*PROVIDED DATA*

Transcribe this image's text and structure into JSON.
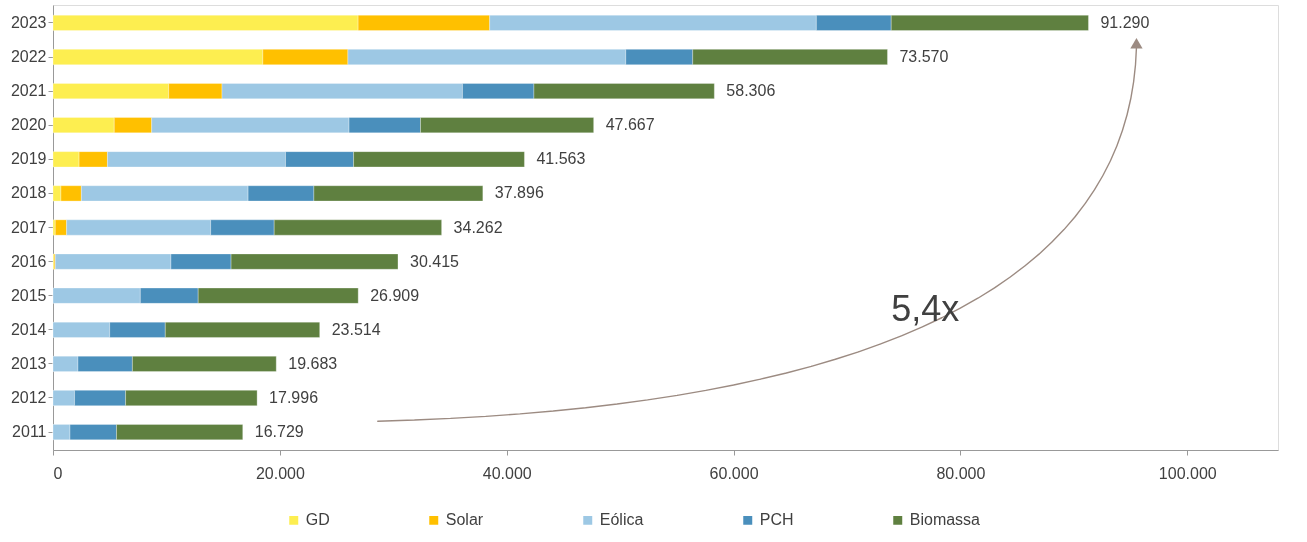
{
  "chart_data": {
    "type": "bar",
    "orientation": "horizontal",
    "stacked": true,
    "categories": [
      "2023",
      "2022",
      "2021",
      "2020",
      "2019",
      "2018",
      "2017",
      "2016",
      "2015",
      "2014",
      "2013",
      "2012",
      "2011"
    ],
    "series": [
      {
        "name": "GD",
        "color": "#fdee50",
        "values": [
          26900,
          18500,
          10200,
          5400,
          2300,
          700,
          200,
          100,
          0,
          0,
          0,
          0,
          0
        ]
      },
      {
        "name": "Solar",
        "color": "#ffc000",
        "values": [
          11600,
          7500,
          4700,
          3300,
          2500,
          1800,
          1000,
          100,
          0,
          0,
          0,
          0,
          0
        ]
      },
      {
        "name": "Eólica",
        "color": "#9dc8e4",
        "values": [
          28800,
          24500,
          21200,
          17400,
          15700,
          14700,
          12700,
          10200,
          7700,
          5000,
          2200,
          1900,
          1500
        ]
      },
      {
        "name": "PCH",
        "color": "#4a8fbc",
        "values": [
          6600,
          5900,
          6300,
          6300,
          6000,
          5800,
          5600,
          5300,
          5100,
          4900,
          4800,
          4500,
          4100
        ]
      },
      {
        "name": "Biomassa",
        "color": "#5f8040",
        "values": [
          17390,
          17170,
          15906,
          15267,
          15063,
          14896,
          14762,
          14715,
          14109,
          13614,
          12683,
          11596,
          11129
        ]
      }
    ],
    "totals": [
      "91.290",
      "73.570",
      "58.306",
      "47.667",
      "41.563",
      "37.896",
      "34.262",
      "30.415",
      "26.909",
      "23.514",
      "19.683",
      "17.996",
      "16.729"
    ],
    "xlim": [
      0,
      108000
    ],
    "xticks": [
      0,
      {
        "value": 20000,
        "label": "20.000"
      },
      {
        "value": 40000,
        "label": "40.000"
      },
      {
        "value": 60000,
        "label": "60.000"
      },
      {
        "value": 80000,
        "label": "80.000"
      },
      {
        "value": 100000,
        "label": "100.000"
      }
    ],
    "annotations": [
      "5,4x"
    ],
    "grid": false,
    "legend": "bottom"
  }
}
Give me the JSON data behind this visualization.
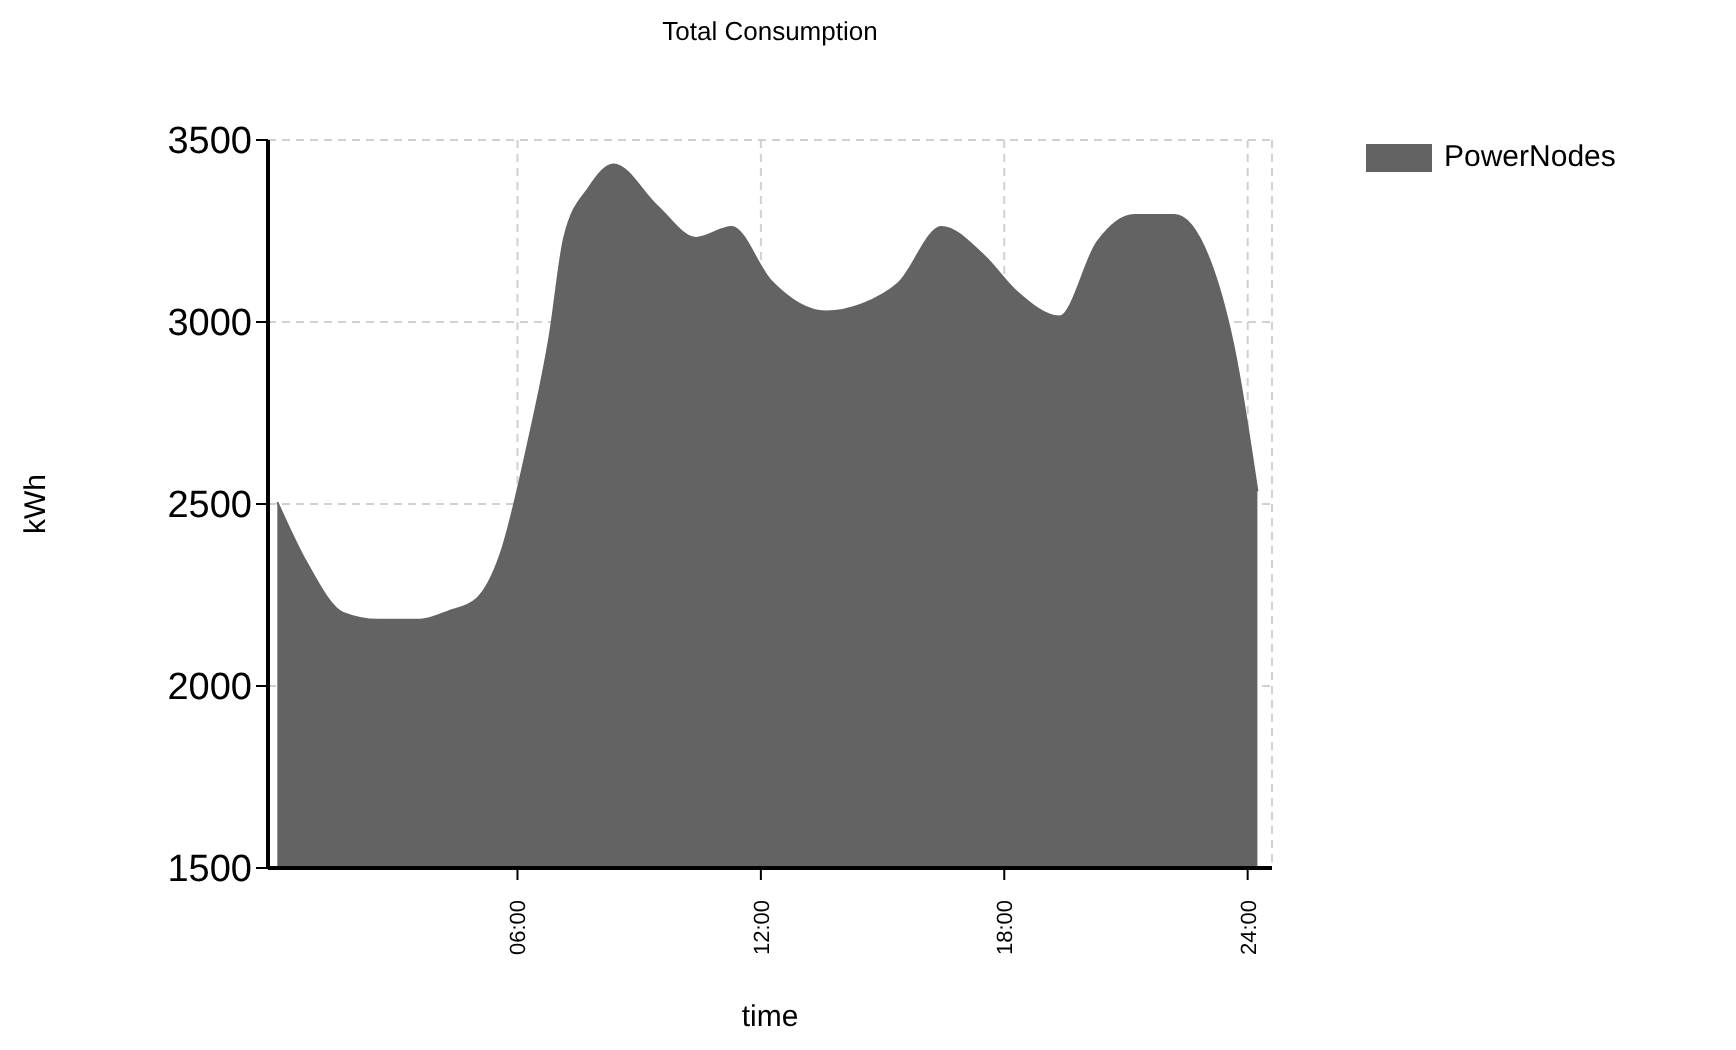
{
  "chart_data": {
    "type": "area",
    "title": "Total Consumption",
    "xlabel": "time",
    "ylabel": "kWh",
    "x": [
      0.08,
      0.8,
      1.7,
      2.56,
      3.6,
      4.3,
      5.0,
      5.57,
      6.27,
      6.8,
      7.15,
      7.76,
      8.37,
      9.44,
      10.4,
      11.28,
      12.25,
      13.6,
      14.5,
      15.4,
      16.45,
      17.5,
      18.3,
      19.36,
      20.3,
      21.2,
      22.2,
      23.15,
      23.7,
      24.24
    ],
    "series": [
      {
        "name": "PowerNodes",
        "color": "#636363",
        "values": [
          2505,
          2339,
          2201,
          2182,
          2182,
          2205,
          2240,
          2358,
          2672,
          2966,
          3231,
          3369,
          3433,
          3319,
          3231,
          3261,
          3113,
          3029,
          3049,
          3108,
          3261,
          3182,
          3084,
          3015,
          3221,
          3294,
          3294,
          3143,
          2907,
          2535
        ]
      }
    ],
    "xlim": [
      -0.15,
      24.6
    ],
    "xticks": [
      {
        "value": 6,
        "label": "06:00"
      },
      {
        "value": 12,
        "label": "12:00"
      },
      {
        "value": 18,
        "label": "18:00"
      },
      {
        "value": 24,
        "label": "24:00"
      }
    ],
    "ylim": [
      1500,
      3500
    ],
    "yticks": [
      1500,
      2000,
      2500,
      3000,
      3500
    ],
    "grid": true,
    "legend": "top right"
  }
}
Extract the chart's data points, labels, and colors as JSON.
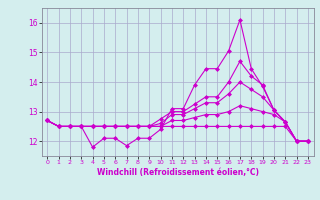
{
  "xlabel": "Windchill (Refroidissement éolien,°C)",
  "background_color": "#d4eeee",
  "line_color": "#cc00cc",
  "grid_color": "#aaaacc",
  "x_values": [
    0,
    1,
    2,
    3,
    4,
    5,
    6,
    7,
    8,
    9,
    10,
    11,
    12,
    13,
    14,
    15,
    16,
    17,
    18,
    19,
    20,
    21,
    22,
    23
  ],
  "lines": [
    [
      12.7,
      12.5,
      12.5,
      12.5,
      11.8,
      12.1,
      12.1,
      11.85,
      12.1,
      12.1,
      12.4,
      13.1,
      13.1,
      13.9,
      14.45,
      14.45,
      15.05,
      16.1,
      14.45,
      13.85,
      13.05,
      12.65,
      12.0,
      12.0
    ],
    [
      12.7,
      12.5,
      12.5,
      12.5,
      12.5,
      12.5,
      12.5,
      12.5,
      12.5,
      12.5,
      12.75,
      13.0,
      13.0,
      13.25,
      13.5,
      13.5,
      14.0,
      14.7,
      14.2,
      13.9,
      13.05,
      12.65,
      12.0,
      12.0
    ],
    [
      12.7,
      12.5,
      12.5,
      12.5,
      12.5,
      12.5,
      12.5,
      12.5,
      12.5,
      12.5,
      12.6,
      12.9,
      12.9,
      13.1,
      13.3,
      13.3,
      13.6,
      14.0,
      13.75,
      13.5,
      13.05,
      12.65,
      12.0,
      12.0
    ],
    [
      12.7,
      12.5,
      12.5,
      12.5,
      12.5,
      12.5,
      12.5,
      12.5,
      12.5,
      12.5,
      12.5,
      12.7,
      12.7,
      12.8,
      12.9,
      12.9,
      13.0,
      13.2,
      13.1,
      13.0,
      12.9,
      12.65,
      12.0,
      12.0
    ],
    [
      12.7,
      12.5,
      12.5,
      12.5,
      12.5,
      12.5,
      12.5,
      12.5,
      12.5,
      12.5,
      12.5,
      12.5,
      12.5,
      12.5,
      12.5,
      12.5,
      12.5,
      12.5,
      12.5,
      12.5,
      12.5,
      12.5,
      12.0,
      12.0
    ]
  ],
  "ylim": [
    11.5,
    16.5
  ],
  "yticks": [
    12,
    13,
    14,
    15,
    16
  ],
  "xticks": [
    0,
    1,
    2,
    3,
    4,
    5,
    6,
    7,
    8,
    9,
    10,
    11,
    12,
    13,
    14,
    15,
    16,
    17,
    18,
    19,
    20,
    21,
    22,
    23
  ],
  "xlim": [
    -0.5,
    23.5
  ]
}
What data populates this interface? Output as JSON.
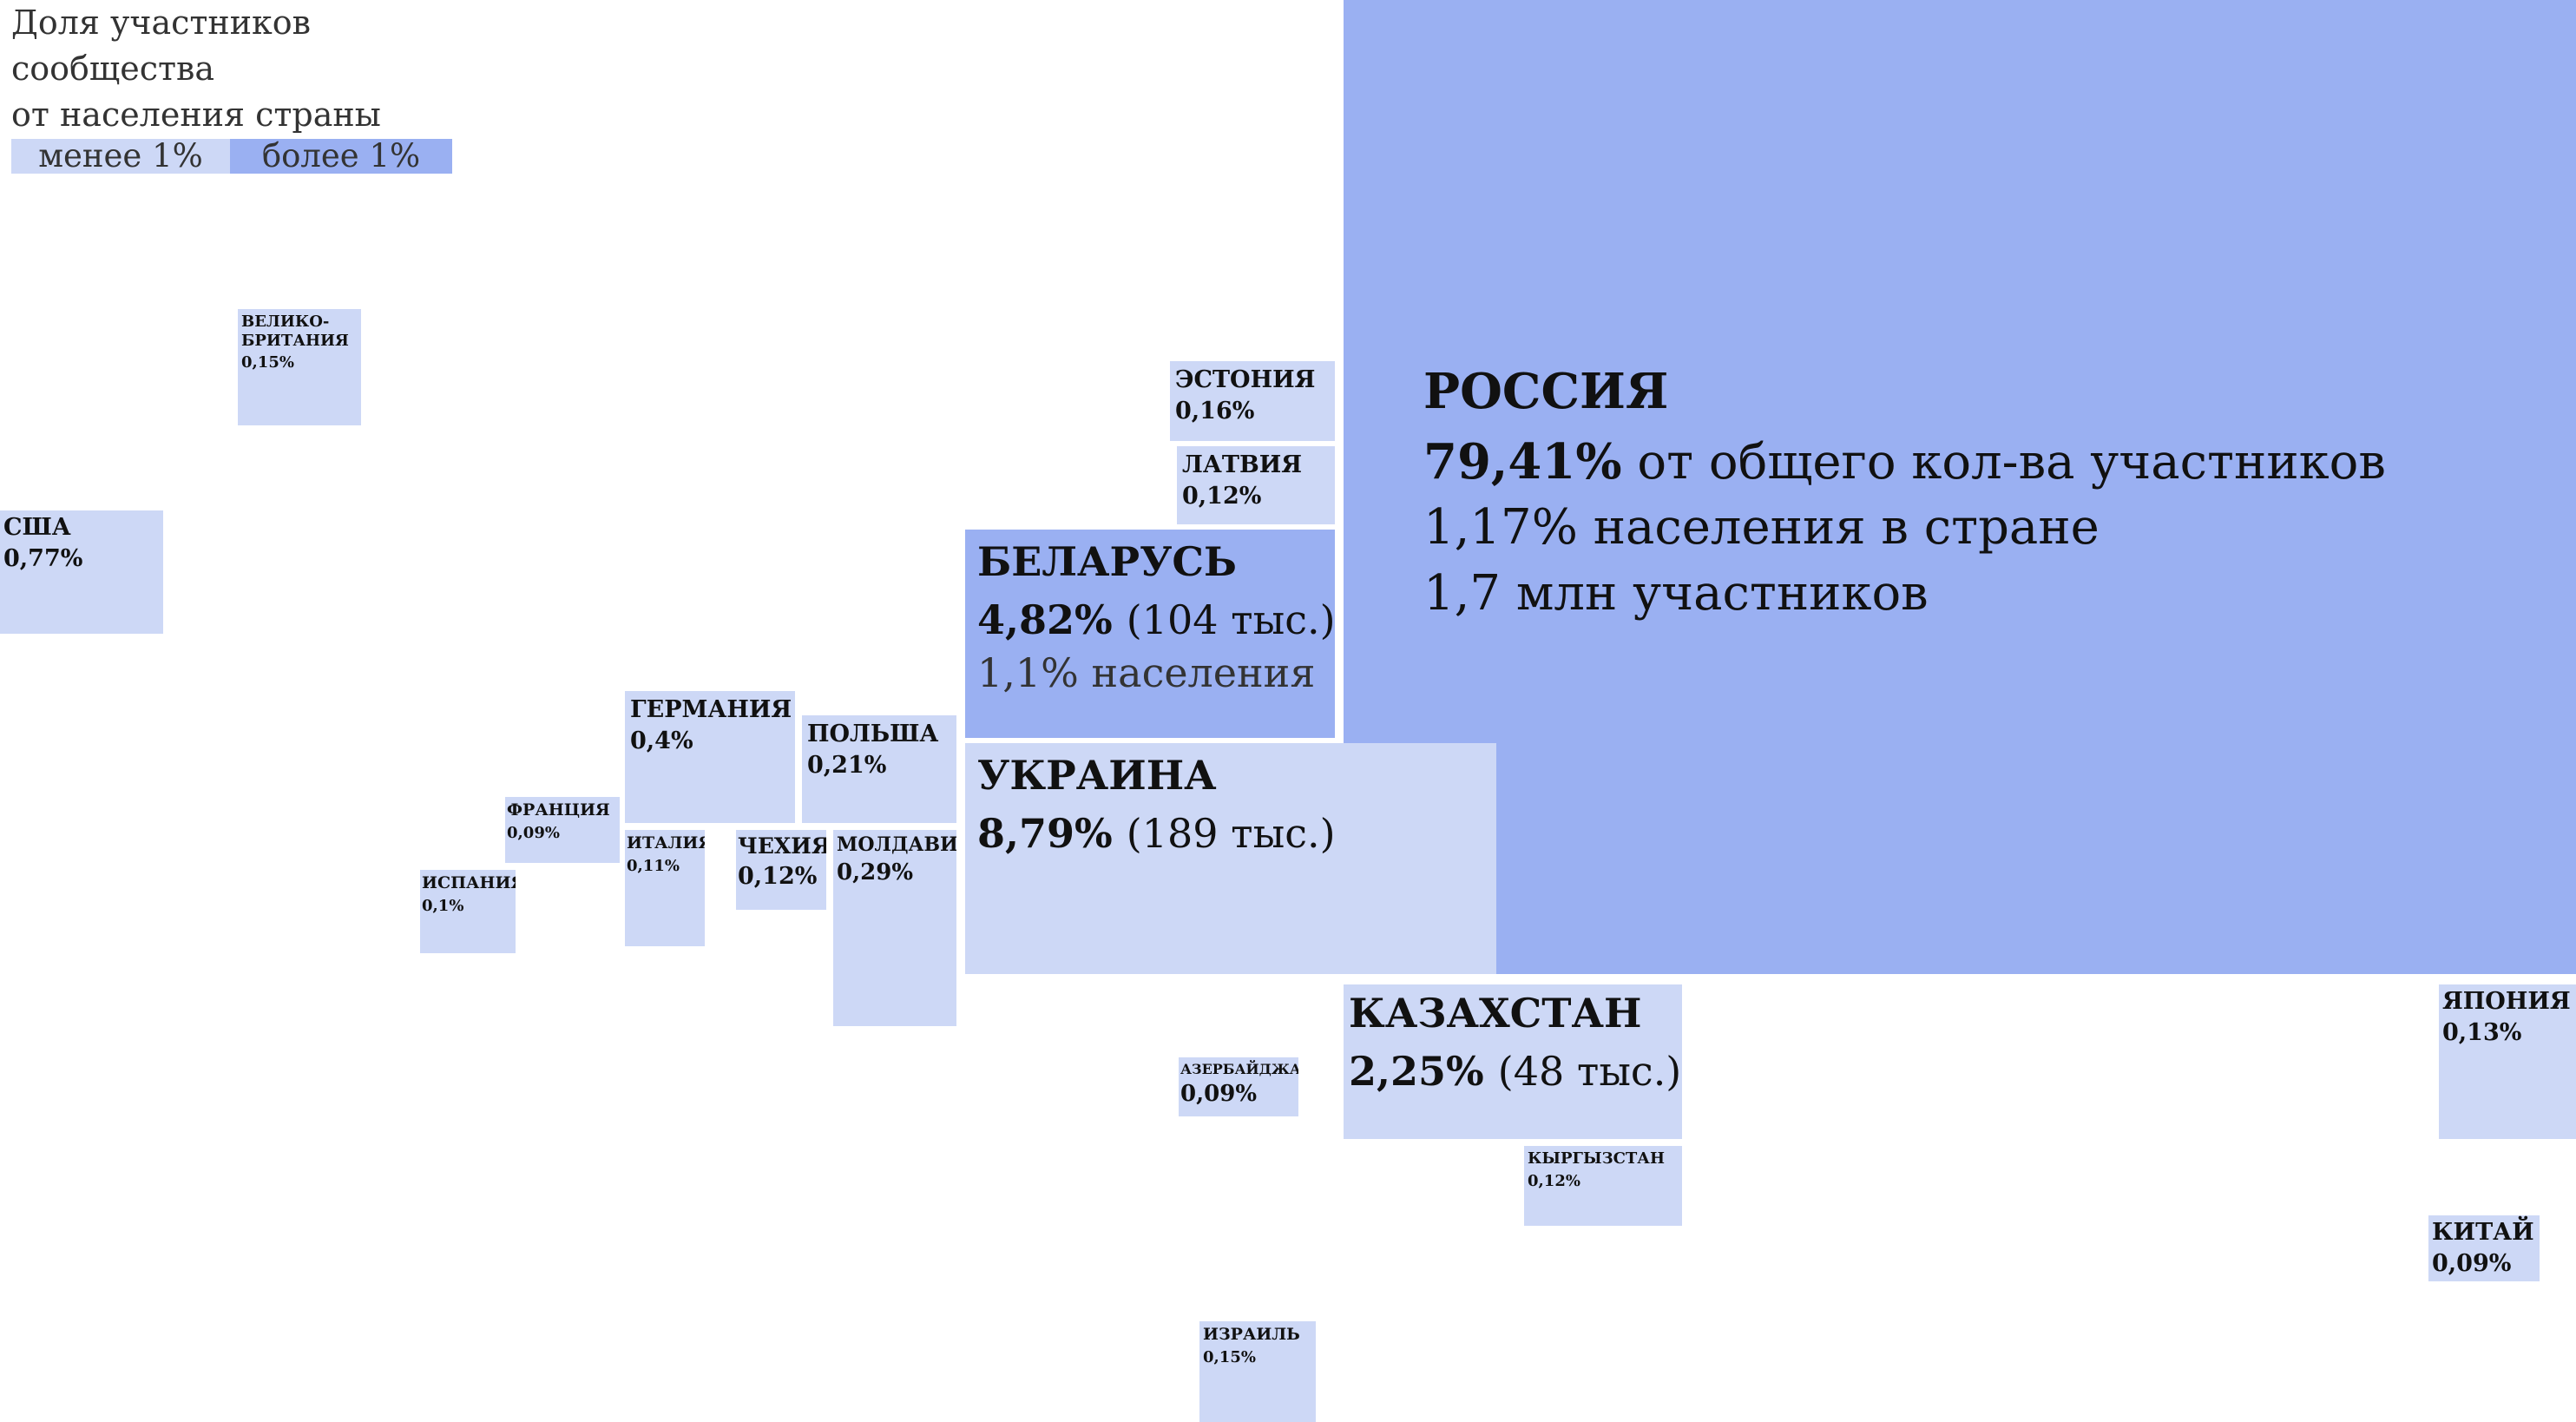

*PROMPT*
Repeat the material above in full and exactly, omitting the pictures.

*EXERCISE RESULT*
Transcribe this image's text and structure into JSON.
{
  "chart_data": {
    "type": "bar",
    "orientation": "horizontal",
    "stacked": true,
    "categories": [
      "2023",
      "2022",
      "2021",
      "2020",
      "2019",
      "2018",
      "2017",
      "2016",
      "2015",
      "2014",
      "2013",
      "2012",
      "2011"
    ],
    "series": [
      {
        "name": "GD",
        "color": "#fdee50",
        "values": [
          26900,
          18500,
          10200,
          5400,
          2300,
          700,
          200,
          100,
          0,
          0,
          0,
          0,
          0
        ]
      },
      {
        "name": "Solar",
        "color": "#ffc000",
        "values": [
          11600,
          7500,
          4700,
          3300,
          2500,
          1800,
          1000,
          100,
          0,
          0,
          0,
          0,
          0
        ]
      },
      {
        "name": "Eólica",
        "color": "#9dc8e4",
        "values": [
          28800,
          24500,
          21200,
          17400,
          15700,
          14700,
          12700,
          10200,
          7700,
          5000,
          2200,
          1900,
          1500
        ]
      },
      {
        "name": "PCH",
        "color": "#4a8fbc",
        "values": [
          6600,
          5900,
          6300,
          6300,
          6000,
          5800,
          5600,
          5300,
          5100,
          4900,
          4800,
          4500,
          4100
        ]
      },
      {
        "name": "Biomassa",
        "color": "#5f8040",
        "values": [
          17390,
          17170,
          15906,
          15267,
          15063,
          14896,
          14762,
          14715,
          14109,
          13614,
          12683,
          11596,
          11129
        ]
      }
    ],
    "totals": [
      "91.290",
      "73.570",
      "58.306",
      "47.667",
      "41.563",
      "37.896",
      "34.262",
      "30.415",
      "26.909",
      "23.514",
      "19.683",
      "17.996",
      "16.729"
    ],
    "xlim": [
      0,
      108000
    ],
    "xticks": [
      0,
      {
        "value": 20000,
        "label": "20.000"
      },
      {
        "value": 40000,
        "label": "40.000"
      },
      {
        "value": 60000,
        "label": "60.000"
      },
      {
        "value": 80000,
        "label": "80.000"
      },
      {
        "value": 100000,
        "label": "100.000"
      }
    ],
    "annotations": [
      "5,4x"
    ],
    "grid": false,
    "legend": "bottom"
  }
}
Give me the JSON data behind this visualization.
{
  "chart_data": {
    "type": "area",
    "title": "Total Consumption",
    "xlabel": "time",
    "ylabel": "kWh",
    "x": [
      0.08,
      0.8,
      1.7,
      2.56,
      3.6,
      4.3,
      5.0,
      5.57,
      6.27,
      6.8,
      7.15,
      7.76,
      8.37,
      9.44,
      10.4,
      11.28,
      12.25,
      13.6,
      14.5,
      15.4,
      16.45,
      17.5,
      18.3,
      19.36,
      20.3,
      21.2,
      22.2,
      23.15,
      23.7,
      24.24
    ],
    "series": [
      {
        "name": "PowerNodes",
        "color": "#636363",
        "values": [
          2505,
          2339,
          2201,
          2182,
          2182,
          2205,
          2240,
          2358,
          2672,
          2966,
          3231,
          3369,
          3433,
          3319,
          3231,
          3261,
          3113,
          3029,
          3049,
          3108,
          3261,
          3182,
          3084,
          3015,
          3221,
          3294,
          3294,
          3143,
          2907,
          2535
        ]
      }
    ],
    "xlim": [
      -0.15,
      24.6
    ],
    "xticks": [
      {
        "value": 6,
        "label": "06:00"
      },
      {
        "value": 12,
        "label": "12:00"
      },
      {
        "value": 18,
        "label": "18:00"
      },
      {
        "value": 24,
        "label": "24:00"
      }
    ],
    "ylim": [
      1500,
      3500
    ],
    "yticks": [
      1500,
      2000,
      2500,
      3000,
      3500
    ],
    "grid": true,
    "legend": "top right"
  }
}
Extract the chart's data points, labels, and colors as JSON.
{
  "xlabel": "Windchill (Refroidissement éolien,°C)",
  "background_color": "#d4eeee",
  "line_color": "#cc00cc",
  "grid_color": "#aaaacc",
  "x_values": [
    0,
    1,
    2,
    3,
    4,
    5,
    6,
    7,
    8,
    9,
    10,
    11,
    12,
    13,
    14,
    15,
    16,
    17,
    18,
    19,
    20,
    21,
    22,
    23
  ],
  "lines": [
    [
      12.7,
      12.5,
      12.5,
      12.5,
      11.8,
      12.1,
      12.1,
      11.85,
      12.1,
      12.1,
      12.4,
      13.1,
      13.1,
      13.9,
      14.45,
      14.45,
      15.05,
      16.1,
      14.45,
      13.85,
      13.05,
      12.65,
      12.0,
      12.0
    ],
    [
      12.7,
      12.5,
      12.5,
      12.5,
      12.5,
      12.5,
      12.5,
      12.5,
      12.5,
      12.5,
      12.75,
      13.0,
      13.0,
      13.25,
      13.5,
      13.5,
      14.0,
      14.7,
      14.2,
      13.9,
      13.05,
      12.65,
      12.0,
      12.0
    ],
    [
      12.7,
      12.5,
      12.5,
      12.5,
      12.5,
      12.5,
      12.5,
      12.5,
      12.5,
      12.5,
      12.6,
      12.9,
      12.9,
      13.1,
      13.3,
      13.3,
      13.6,
      14.0,
      13.75,
      13.5,
      13.05,
      12.65,
      12.0,
      12.0
    ],
    [
      12.7,
      12.5,
      12.5,
      12.5,
      12.5,
      12.5,
      12.5,
      12.5,
      12.5,
      12.5,
      12.5,
      12.7,
      12.7,
      12.8,
      12.9,
      12.9,
      13.0,
      13.2,
      13.1,
      13.0,
      12.9,
      12.65,
      12.0,
      12.0
    ],
    [
      12.7,
      12.5,
      12.5,
      12.5,
      12.5,
      12.5,
      12.5,
      12.5,
      12.5,
      12.5,
      12.5,
      12.5,
      12.5,
      12.5,
      12.5,
      12.5,
      12.5,
      12.5,
      12.5,
      12.5,
      12.5,
      12.5,
      12.0,
      12.0
    ]
  ],
  "ylim": [
    11.5,
    16.5
  ],
  "yticks": [
    12,
    13,
    14,
    15,
    16
  ],
  "xticks": [
    0,
    1,
    2,
    3,
    4,
    5,
    6,
    7,
    8,
    9,
    10,
    11,
    12,
    13,
    14,
    15,
    16,
    17,
    18,
    19,
    20,
    21,
    22,
    23
  ],
  "xlim": [
    -0.5,
    23.5
  ]
}
What data populates this interface? Output as JSON.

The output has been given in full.